--- OBJECTIVE ---
Copy each of the entries below verbatim, omitting the pictures from your reply.

------------------------------

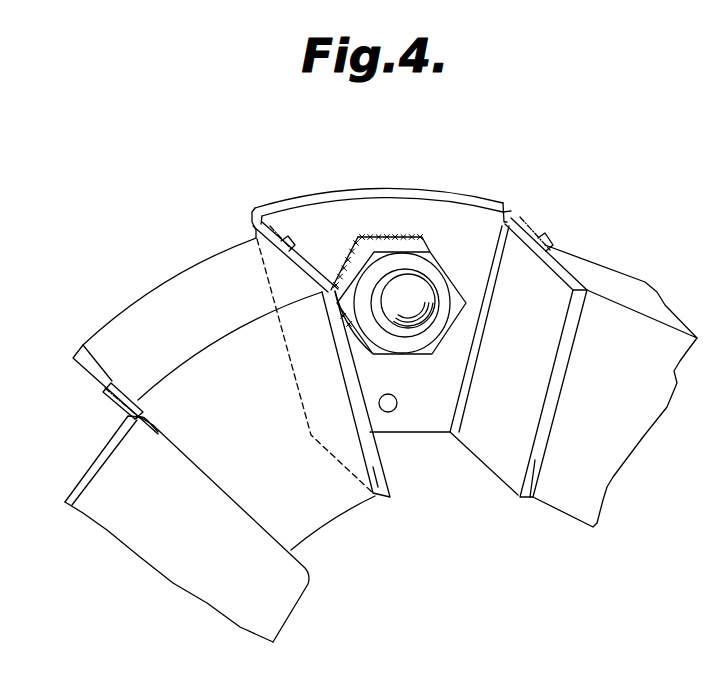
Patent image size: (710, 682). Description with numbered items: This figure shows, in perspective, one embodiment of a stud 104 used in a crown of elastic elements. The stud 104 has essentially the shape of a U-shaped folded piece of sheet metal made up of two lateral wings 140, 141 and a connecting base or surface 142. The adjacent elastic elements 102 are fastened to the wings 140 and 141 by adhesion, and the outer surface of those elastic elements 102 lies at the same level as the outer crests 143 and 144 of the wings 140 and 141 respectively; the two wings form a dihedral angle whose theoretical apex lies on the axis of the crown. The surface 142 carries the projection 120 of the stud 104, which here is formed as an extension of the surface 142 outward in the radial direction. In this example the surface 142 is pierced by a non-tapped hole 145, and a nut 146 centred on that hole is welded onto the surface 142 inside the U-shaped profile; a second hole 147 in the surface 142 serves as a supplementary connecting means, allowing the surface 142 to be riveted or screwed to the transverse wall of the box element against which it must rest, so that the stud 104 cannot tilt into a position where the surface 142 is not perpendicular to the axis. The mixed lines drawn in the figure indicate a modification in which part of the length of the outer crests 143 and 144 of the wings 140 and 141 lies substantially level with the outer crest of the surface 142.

The elastic elements 102 is at (167, 300).
The stud 104 is at (419, 334).
The projection 120 is at (382, 200).
The lateral wing 140 is at (525, 499).
The lateral wing 141 is at (387, 499).
The surface 142 is at (305, 227).
The outer crest 143 is at (567, 277).
The outer crest 144 is at (302, 268).
The non-tapped hole 145 is at (395, 297).
The nut 146 is at (425, 338).
The hole 147 is at (392, 411).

------------------------------

--- RESULT ---
Patent image size: (710, 682). Description with numbered items: This figure shows, in perspective, one embodiment of a stud 104 used in a crown of elastic elements. The stud 104 has essentially the shape of a U-shaped folded piece of sheet metal made up of two lateral wings 140, 141 and a connecting base or surface 142. The adjacent elastic elements 102 are fastened to the wings 140 and 141 by adhesion, and the outer surface of those elastic elements 102 lies at the same level as the outer crests 143 and 144 of the wings 140 and 141 respectively; the two wings form a dihedral angle whose theoretical apex lies on the axis of the crown. The surface 142 carries the projection 120 of the stud 104, which here is formed as an extension of the surface 142 outward in the radial direction. In this example the surface 142 is pierced by a non-tapped hole 145, and a nut 146 centred on that hole is welded onto the surface 142 inside the U-shaped profile; a second hole 147 in the surface 142 serves as a supplementary connecting means, allowing the surface 142 to be riveted or screwed to the transverse wall of the box element against which it must rest, so that the stud 104 cannot tilt into a position where the surface 142 is not perpendicular to the axis. The mixed lines drawn in the figure indicate a modification in which part of the length of the outer crests 143 and 144 of the wings 140 and 141 lies substantially level with the outer crest of the surface 142.

The elastic elements 102 is at (167, 300).
The stud 104 is at (419, 334).
The projection 120 is at (382, 200).
The lateral wing 140 is at (525, 499).
The lateral wing 141 is at (387, 499).
The surface 142 is at (305, 227).
The outer crest 143 is at (567, 277).
The outer crest 144 is at (302, 268).
The non-tapped hole 145 is at (395, 297).
The nut 146 is at (425, 338).
The hole 147 is at (392, 411).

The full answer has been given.